» Records to process:
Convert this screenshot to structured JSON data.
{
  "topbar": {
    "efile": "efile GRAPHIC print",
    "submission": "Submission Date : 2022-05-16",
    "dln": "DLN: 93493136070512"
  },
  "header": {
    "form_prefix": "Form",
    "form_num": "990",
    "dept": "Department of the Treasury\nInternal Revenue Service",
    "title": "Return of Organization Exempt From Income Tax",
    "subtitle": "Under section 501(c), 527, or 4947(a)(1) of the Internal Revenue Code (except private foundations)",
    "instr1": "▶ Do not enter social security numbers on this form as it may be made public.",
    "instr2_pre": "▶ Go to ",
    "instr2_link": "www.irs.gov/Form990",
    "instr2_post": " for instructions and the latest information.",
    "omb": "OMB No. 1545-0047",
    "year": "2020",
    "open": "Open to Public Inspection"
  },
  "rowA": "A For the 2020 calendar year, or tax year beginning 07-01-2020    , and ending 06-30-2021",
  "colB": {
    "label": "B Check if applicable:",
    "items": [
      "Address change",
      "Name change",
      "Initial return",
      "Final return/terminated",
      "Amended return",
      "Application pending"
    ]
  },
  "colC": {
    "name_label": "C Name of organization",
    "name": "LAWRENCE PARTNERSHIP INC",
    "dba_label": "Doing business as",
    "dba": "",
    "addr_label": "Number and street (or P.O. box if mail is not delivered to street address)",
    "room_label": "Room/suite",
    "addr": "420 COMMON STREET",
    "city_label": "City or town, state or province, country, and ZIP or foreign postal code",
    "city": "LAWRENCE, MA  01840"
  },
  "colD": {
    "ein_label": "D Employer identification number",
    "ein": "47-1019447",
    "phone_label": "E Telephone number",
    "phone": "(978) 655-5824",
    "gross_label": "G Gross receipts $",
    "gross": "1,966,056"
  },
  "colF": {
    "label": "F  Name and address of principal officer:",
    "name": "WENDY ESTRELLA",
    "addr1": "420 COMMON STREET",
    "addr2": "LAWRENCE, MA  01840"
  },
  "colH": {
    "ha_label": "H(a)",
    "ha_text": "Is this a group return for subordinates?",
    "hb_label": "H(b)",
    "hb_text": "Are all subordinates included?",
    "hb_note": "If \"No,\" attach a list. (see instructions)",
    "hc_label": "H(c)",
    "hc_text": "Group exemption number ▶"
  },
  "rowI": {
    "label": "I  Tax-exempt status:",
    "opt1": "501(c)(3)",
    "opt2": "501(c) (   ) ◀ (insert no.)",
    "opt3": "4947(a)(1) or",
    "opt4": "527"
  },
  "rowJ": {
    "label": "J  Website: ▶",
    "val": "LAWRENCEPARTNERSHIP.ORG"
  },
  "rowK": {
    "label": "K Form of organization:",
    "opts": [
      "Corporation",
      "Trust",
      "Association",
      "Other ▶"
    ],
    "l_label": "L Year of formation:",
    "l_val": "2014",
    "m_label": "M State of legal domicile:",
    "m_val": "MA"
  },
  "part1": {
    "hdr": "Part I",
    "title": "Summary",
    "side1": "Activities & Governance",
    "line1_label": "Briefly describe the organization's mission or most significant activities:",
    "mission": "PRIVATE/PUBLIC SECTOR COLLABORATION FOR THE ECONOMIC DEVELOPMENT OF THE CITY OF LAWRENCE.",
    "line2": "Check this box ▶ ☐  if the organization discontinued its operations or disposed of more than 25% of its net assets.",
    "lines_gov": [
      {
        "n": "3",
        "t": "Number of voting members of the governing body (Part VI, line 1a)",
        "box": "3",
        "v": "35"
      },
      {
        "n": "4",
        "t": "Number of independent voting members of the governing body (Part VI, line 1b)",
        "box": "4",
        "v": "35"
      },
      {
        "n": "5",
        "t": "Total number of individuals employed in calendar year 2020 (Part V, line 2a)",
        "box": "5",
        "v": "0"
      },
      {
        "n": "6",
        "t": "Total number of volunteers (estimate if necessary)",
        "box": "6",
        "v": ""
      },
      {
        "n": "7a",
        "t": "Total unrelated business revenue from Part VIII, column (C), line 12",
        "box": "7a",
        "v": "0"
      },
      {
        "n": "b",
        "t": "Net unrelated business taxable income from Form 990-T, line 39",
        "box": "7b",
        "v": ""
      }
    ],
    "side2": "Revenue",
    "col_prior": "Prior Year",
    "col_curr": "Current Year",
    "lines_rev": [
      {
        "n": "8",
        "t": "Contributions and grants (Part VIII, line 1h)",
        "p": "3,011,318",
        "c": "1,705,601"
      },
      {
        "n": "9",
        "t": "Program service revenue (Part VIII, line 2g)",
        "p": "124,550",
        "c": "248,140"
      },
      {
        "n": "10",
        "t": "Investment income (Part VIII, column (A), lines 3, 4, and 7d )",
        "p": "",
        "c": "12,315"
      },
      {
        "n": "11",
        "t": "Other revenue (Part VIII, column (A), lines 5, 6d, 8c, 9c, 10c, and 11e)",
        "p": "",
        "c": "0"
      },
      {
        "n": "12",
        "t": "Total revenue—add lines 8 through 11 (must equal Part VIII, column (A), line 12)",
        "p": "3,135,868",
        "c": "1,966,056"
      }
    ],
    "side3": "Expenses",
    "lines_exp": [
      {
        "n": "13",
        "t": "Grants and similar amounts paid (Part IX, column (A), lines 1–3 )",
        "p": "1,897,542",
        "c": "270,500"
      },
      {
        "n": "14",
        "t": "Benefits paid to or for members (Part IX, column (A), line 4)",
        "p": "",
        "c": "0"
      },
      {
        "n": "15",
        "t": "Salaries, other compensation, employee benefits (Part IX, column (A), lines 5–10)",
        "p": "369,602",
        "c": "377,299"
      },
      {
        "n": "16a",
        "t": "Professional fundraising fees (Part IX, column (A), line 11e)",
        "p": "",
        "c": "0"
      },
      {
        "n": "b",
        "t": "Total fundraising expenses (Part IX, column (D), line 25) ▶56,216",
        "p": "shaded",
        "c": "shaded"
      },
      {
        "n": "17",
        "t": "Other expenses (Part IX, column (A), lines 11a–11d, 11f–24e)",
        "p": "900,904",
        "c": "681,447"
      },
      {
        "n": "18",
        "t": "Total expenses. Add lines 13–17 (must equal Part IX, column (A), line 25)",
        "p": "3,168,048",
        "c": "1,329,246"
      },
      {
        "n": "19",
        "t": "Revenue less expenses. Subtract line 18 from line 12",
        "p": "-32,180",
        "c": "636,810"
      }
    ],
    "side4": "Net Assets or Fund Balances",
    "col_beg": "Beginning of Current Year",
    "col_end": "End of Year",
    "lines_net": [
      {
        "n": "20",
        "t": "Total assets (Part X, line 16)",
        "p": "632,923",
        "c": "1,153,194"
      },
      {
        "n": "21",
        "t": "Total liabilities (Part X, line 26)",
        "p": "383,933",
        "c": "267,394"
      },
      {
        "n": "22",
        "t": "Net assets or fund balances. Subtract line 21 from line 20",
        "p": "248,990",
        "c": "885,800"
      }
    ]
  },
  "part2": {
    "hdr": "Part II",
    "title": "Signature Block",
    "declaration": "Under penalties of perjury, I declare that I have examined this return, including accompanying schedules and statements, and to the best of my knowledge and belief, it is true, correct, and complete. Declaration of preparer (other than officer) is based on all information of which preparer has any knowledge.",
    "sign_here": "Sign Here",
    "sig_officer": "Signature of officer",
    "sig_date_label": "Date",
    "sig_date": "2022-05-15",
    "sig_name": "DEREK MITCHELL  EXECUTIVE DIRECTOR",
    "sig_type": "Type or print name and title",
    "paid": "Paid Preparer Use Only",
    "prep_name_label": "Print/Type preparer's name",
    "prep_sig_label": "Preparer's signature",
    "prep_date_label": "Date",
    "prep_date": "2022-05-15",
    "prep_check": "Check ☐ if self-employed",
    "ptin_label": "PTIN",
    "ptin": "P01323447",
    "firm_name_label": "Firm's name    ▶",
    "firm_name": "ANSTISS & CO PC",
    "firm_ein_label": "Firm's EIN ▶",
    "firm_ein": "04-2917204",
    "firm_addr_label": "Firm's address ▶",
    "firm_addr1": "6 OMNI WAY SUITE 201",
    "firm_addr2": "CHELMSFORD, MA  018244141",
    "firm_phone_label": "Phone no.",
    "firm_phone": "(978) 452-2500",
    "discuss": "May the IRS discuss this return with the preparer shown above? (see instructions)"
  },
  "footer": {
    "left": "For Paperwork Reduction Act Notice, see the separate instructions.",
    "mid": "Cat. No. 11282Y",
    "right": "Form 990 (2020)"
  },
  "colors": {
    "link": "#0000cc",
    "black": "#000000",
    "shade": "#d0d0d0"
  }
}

» Problem requirements: Copy each line above where the string "fundraising" occurs.

» Expected output:
        "t": "Professional fundraising fees (Part IX, column (A), line 11e)",
        "t": "Total fundraising expenses (Part IX, column (D), line 25) ▶56,216",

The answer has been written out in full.